** start Records shown **
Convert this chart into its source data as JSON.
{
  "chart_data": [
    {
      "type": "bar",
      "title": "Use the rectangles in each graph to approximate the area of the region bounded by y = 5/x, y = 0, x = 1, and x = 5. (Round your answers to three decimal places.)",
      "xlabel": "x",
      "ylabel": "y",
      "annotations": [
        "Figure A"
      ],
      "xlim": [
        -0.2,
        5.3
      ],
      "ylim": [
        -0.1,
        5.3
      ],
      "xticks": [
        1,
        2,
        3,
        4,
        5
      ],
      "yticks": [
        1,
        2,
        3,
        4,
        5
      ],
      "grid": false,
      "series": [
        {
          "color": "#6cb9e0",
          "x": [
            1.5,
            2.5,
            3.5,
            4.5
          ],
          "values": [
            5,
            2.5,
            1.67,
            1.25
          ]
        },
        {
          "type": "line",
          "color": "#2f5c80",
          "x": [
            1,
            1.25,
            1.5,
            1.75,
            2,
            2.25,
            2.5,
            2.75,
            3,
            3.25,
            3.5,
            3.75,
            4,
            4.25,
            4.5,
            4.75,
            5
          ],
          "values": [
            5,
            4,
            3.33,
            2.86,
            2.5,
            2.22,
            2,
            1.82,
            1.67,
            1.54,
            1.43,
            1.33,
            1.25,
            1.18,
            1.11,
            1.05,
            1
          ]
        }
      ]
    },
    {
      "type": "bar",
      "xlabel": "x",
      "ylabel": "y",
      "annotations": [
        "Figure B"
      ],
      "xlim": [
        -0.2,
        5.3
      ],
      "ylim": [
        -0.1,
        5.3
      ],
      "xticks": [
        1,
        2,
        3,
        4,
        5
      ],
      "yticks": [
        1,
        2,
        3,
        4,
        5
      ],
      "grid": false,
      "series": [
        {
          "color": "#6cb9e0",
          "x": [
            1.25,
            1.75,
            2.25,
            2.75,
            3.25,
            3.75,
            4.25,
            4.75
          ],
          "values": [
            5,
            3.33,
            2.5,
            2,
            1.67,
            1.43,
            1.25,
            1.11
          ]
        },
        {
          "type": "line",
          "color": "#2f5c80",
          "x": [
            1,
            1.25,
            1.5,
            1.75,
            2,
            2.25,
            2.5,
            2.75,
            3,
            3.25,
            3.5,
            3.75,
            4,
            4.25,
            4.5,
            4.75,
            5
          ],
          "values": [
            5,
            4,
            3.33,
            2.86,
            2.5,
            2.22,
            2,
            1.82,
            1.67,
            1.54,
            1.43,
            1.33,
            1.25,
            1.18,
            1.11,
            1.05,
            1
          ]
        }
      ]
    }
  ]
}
** end Records shown **
■ **Written request**
Without omitting anything, output the entries exactly.

■ **Solution for this task**
Convert this chart into its source data as JSON.
{
  "chart_data": [
    {
      "type": "bar",
      "title": "Use the rectangles in each graph to approximate the area of the region bounded by y = 5/x, y = 0, x = 1, and x = 5. (Round your answers to three decimal places.)",
      "xlabel": "x",
      "ylabel": "y",
      "annotations": [
        "Figure A"
      ],
      "xlim": [
        -0.2,
        5.3
      ],
      "ylim": [
        -0.1,
        5.3
      ],
      "xticks": [
        1,
        2,
        3,
        4,
        5
      ],
      "yticks": [
        1,
        2,
        3,
        4,
        5
      ],
      "grid": false,
      "series": [
        {
          "color": "#6cb9e0",
          "x": [
            1.5,
            2.5,
            3.5,
            4.5
          ],
          "values": [
            5,
            2.5,
            1.67,
            1.25
          ]
        },
        {
          "type": "line",
          "color": "#2f5c80",
          "x": [
            1,
            1.25,
            1.5,
            1.75,
            2,
            2.25,
            2.5,
            2.75,
            3,
            3.25,
            3.5,
            3.75,
            4,
            4.25,
            4.5,
            4.75,
            5
          ],
          "values": [
            5,
            4,
            3.33,
            2.86,
            2.5,
            2.22,
            2,
            1.82,
            1.67,
            1.54,
            1.43,
            1.33,
            1.25,
            1.18,
            1.11,
            1.05,
            1
          ]
        }
      ]
    },
    {
      "type": "bar",
      "xlabel": "x",
      "ylabel": "y",
      "annotations": [
        "Figure B"
      ],
      "xlim": [
        -0.2,
        5.3
      ],
      "ylim": [
        -0.1,
        5.3
      ],
      "xticks": [
        1,
        2,
        3,
        4,
        5
      ],
      "yticks": [
        1,
        2,
        3,
        4,
        5
      ],
      "grid": false,
      "series": [
        {
          "color": "#6cb9e0",
          "x": [
            1.25,
            1.75,
            2.25,
            2.75,
            3.25,
            3.75,
            4.25,
            4.75
          ],
          "values": [
            5,
            3.33,
            2.5,
            2,
            1.67,
            1.43,
            1.25,
            1.11
          ]
        },
        {
          "type": "line",
          "color": "#2f5c80",
          "x": [
            1,
            1.25,
            1.5,
            1.75,
            2,
            2.25,
            2.5,
            2.75,
            3,
            3.25,
            3.5,
            3.75,
            4,
            4.25,
            4.5,
            4.75,
            5
          ],
          "values": [
            5,
            4,
            3.33,
            2.86,
            2.5,
            2.22,
            2,
            1.82,
            1.67,
            1.54,
            1.43,
            1.33,
            1.25,
            1.18,
            1.11,
            1.05,
            1
          ]
        }
      ]
    }
  ]
}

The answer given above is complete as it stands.